── Data provided ──
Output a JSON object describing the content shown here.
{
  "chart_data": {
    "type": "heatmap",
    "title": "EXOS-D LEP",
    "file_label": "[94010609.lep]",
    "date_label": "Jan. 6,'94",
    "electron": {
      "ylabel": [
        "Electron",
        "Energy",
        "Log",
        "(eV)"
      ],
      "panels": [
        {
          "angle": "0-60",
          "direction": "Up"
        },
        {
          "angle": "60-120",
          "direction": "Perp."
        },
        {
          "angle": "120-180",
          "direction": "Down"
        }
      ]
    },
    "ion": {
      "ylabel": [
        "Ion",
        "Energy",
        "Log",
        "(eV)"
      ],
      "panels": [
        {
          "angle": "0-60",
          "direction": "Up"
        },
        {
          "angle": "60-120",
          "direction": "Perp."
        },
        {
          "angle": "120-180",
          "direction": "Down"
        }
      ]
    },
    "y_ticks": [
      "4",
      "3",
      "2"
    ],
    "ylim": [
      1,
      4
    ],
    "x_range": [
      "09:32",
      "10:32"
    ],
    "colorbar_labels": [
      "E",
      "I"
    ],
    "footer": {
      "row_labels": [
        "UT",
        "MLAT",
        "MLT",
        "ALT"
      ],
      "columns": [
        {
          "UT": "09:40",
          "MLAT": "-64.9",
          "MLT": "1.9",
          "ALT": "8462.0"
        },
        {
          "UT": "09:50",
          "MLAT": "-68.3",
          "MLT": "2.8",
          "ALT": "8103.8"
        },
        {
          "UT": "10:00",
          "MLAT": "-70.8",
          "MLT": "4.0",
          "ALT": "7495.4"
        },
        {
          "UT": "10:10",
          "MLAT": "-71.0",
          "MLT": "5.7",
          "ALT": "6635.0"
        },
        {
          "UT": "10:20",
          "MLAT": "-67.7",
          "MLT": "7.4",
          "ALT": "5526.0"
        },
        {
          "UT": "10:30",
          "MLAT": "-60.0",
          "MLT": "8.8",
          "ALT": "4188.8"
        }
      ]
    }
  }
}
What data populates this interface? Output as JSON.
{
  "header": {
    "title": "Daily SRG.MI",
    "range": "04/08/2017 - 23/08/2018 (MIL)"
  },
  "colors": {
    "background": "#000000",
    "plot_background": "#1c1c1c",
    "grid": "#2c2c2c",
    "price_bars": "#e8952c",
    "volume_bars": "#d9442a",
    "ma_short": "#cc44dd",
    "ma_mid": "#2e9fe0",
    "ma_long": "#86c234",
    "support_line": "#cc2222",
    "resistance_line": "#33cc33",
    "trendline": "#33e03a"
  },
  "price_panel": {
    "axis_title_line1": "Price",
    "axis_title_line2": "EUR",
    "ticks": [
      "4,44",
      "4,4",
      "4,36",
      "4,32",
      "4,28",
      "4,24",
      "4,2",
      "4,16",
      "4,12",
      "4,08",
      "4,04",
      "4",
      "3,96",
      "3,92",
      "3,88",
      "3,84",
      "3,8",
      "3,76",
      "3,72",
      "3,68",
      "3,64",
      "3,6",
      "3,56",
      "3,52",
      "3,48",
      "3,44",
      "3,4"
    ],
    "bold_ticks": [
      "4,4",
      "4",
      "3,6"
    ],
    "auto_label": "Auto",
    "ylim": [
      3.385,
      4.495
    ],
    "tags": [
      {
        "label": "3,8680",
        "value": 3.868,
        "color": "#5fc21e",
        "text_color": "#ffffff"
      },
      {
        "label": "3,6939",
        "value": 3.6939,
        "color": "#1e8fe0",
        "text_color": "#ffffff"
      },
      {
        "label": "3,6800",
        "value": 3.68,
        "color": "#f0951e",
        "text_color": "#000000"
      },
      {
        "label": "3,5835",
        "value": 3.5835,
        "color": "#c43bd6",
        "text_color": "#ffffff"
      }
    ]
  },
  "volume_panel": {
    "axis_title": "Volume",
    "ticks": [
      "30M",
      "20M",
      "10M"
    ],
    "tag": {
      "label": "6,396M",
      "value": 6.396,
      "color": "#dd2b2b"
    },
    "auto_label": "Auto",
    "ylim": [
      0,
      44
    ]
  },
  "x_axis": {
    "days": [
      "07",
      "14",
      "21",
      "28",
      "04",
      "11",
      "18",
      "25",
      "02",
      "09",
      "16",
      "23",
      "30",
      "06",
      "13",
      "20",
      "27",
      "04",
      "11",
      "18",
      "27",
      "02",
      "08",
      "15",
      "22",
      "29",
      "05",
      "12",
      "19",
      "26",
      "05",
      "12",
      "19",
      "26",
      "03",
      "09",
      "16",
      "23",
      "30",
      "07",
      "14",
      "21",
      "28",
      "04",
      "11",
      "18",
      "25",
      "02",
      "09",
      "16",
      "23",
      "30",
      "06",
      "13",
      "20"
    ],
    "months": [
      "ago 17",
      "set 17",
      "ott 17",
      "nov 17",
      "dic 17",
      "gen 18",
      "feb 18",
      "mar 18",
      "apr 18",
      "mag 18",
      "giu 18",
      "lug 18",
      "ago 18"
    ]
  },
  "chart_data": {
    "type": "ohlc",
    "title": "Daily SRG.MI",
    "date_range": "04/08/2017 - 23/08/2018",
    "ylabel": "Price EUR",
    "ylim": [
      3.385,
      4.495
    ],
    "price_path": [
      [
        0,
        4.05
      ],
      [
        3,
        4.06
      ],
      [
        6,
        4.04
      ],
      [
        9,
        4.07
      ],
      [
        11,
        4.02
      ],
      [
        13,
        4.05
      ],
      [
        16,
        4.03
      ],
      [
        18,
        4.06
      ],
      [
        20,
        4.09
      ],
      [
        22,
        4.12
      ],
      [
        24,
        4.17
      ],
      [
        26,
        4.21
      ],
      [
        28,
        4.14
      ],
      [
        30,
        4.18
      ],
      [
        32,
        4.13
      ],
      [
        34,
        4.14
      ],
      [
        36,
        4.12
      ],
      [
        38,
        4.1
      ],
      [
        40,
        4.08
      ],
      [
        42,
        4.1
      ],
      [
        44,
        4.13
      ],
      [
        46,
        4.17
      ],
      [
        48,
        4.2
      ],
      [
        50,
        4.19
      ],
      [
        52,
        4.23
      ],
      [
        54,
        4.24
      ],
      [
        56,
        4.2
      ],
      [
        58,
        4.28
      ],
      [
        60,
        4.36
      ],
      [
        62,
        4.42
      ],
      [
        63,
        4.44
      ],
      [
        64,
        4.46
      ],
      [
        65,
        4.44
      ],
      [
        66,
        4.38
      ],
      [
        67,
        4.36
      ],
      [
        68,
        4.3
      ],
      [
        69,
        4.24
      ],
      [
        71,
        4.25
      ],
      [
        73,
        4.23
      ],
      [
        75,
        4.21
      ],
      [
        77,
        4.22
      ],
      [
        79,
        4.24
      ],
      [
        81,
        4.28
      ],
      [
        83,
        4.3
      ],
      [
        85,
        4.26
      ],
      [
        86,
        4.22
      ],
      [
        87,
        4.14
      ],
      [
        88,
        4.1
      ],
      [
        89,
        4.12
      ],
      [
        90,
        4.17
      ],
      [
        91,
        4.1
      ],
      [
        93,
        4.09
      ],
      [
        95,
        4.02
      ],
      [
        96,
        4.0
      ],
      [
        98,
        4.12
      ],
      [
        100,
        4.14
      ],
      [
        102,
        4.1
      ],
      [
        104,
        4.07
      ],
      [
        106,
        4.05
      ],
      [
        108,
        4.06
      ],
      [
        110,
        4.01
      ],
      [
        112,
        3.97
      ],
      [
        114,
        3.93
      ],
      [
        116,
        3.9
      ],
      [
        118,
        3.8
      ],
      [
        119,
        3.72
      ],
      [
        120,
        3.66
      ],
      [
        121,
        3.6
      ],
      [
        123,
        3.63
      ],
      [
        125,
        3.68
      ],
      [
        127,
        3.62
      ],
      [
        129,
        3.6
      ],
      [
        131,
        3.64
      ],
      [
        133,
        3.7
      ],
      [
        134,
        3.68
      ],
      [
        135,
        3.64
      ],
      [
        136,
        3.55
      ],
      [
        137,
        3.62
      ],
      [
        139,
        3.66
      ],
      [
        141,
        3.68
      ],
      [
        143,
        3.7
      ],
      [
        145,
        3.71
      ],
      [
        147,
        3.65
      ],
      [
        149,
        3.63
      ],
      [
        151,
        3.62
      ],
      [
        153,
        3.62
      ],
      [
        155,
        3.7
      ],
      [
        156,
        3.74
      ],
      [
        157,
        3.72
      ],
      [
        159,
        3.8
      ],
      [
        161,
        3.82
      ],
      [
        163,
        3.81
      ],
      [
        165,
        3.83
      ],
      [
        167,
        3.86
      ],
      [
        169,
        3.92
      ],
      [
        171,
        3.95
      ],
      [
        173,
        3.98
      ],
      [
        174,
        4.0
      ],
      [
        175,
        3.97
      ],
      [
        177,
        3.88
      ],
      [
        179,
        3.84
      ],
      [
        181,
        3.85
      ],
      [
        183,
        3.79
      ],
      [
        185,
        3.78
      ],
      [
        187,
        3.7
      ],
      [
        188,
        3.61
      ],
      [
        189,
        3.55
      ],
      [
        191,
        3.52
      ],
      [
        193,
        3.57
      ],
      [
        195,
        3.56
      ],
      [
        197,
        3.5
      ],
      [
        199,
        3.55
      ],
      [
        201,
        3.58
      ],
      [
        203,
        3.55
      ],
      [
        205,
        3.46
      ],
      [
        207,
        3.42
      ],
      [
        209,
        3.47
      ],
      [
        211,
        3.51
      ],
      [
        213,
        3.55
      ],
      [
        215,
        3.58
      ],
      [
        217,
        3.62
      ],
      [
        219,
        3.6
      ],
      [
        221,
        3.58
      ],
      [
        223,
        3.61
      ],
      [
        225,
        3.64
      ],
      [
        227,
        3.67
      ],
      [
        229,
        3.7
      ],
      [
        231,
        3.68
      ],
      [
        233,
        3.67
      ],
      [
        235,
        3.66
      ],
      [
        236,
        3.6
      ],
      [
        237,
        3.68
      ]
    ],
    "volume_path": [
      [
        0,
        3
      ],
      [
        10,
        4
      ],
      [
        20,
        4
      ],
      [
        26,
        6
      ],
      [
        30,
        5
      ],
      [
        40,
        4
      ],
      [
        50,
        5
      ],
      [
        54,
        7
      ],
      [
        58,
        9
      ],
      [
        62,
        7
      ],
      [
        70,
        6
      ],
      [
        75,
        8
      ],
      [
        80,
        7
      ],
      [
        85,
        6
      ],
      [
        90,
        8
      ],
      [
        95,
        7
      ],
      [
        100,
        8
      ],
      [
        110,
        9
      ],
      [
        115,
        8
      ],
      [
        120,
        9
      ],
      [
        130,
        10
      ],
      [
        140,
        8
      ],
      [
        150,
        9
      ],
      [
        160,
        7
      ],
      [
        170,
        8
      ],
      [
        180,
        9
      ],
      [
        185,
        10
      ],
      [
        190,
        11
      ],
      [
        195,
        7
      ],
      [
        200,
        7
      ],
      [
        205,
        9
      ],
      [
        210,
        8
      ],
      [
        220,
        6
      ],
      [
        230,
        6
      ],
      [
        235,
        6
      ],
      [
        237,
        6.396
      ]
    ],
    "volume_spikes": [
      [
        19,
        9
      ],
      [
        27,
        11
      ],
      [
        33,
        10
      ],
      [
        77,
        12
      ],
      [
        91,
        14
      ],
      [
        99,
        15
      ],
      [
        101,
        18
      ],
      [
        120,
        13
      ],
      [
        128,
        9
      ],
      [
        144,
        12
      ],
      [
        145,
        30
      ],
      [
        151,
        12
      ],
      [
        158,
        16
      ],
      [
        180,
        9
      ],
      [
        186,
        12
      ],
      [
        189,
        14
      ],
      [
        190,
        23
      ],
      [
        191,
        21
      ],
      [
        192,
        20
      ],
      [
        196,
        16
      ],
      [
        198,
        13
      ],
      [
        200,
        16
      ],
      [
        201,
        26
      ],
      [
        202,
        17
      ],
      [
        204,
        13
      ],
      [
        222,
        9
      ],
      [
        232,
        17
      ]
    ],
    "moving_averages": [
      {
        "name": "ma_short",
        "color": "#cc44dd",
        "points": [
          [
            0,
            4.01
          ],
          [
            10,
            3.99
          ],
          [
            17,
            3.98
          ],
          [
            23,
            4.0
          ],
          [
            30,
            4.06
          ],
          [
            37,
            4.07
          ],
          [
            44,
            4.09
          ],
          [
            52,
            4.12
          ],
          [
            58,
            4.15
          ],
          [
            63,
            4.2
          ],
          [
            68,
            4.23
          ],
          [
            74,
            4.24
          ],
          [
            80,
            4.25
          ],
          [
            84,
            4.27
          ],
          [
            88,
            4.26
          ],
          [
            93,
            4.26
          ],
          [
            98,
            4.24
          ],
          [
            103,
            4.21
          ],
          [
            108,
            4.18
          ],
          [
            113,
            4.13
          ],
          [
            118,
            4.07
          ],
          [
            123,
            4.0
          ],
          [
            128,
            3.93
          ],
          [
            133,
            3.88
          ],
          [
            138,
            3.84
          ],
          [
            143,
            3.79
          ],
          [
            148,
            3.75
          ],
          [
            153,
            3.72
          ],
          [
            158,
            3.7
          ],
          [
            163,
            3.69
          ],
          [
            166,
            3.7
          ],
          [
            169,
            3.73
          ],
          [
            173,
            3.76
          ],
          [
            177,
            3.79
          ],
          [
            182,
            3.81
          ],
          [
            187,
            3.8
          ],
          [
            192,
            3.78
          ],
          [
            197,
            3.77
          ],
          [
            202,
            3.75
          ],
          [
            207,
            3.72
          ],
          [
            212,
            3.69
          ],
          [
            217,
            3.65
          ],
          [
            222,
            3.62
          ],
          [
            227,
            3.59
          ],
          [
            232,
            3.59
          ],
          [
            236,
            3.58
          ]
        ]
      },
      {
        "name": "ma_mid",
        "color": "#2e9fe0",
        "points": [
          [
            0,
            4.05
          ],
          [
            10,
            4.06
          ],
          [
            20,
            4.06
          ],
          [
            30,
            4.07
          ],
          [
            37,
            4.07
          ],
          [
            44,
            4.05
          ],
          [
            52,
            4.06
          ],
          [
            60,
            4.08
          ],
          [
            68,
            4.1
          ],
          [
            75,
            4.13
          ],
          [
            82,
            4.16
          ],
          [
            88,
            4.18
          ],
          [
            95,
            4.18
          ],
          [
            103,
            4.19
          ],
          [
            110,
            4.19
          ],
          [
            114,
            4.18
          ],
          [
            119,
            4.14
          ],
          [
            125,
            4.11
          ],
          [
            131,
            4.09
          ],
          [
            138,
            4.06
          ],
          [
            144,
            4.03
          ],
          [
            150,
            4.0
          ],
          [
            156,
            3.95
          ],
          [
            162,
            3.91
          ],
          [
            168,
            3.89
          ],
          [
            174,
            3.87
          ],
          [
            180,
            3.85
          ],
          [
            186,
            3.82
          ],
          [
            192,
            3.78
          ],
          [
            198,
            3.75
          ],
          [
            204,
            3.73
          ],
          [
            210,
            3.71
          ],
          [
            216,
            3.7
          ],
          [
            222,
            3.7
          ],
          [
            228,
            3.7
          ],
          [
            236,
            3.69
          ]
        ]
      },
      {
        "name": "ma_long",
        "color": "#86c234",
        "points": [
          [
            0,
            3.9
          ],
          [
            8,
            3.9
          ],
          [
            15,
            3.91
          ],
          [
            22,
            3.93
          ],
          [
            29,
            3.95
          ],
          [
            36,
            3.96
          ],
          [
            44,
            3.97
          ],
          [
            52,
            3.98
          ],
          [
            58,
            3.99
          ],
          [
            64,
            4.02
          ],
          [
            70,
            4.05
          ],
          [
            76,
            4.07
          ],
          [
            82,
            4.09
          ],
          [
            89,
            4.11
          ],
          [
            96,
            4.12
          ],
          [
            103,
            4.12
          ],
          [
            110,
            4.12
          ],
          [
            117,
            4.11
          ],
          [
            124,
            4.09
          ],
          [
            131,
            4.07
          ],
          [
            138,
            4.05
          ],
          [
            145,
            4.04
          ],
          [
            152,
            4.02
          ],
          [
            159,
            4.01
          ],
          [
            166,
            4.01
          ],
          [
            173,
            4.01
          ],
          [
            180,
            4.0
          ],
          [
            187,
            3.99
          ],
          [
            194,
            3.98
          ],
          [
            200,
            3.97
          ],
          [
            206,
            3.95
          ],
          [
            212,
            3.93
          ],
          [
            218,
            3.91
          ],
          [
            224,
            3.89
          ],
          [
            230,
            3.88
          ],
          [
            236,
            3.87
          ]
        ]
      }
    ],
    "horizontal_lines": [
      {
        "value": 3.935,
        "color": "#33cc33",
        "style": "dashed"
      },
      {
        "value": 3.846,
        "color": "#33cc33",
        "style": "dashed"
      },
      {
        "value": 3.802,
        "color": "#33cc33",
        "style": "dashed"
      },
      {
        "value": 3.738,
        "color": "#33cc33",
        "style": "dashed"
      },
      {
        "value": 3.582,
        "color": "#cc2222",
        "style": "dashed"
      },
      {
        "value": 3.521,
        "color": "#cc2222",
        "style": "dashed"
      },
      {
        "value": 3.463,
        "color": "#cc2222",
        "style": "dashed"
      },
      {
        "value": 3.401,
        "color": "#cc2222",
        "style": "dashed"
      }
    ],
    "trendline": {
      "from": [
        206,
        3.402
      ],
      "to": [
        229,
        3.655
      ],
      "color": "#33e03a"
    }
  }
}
───
### Task details
Look back over the material above and state how many lines hold the word "JSON". Write the number and nothing else.

### Full output
2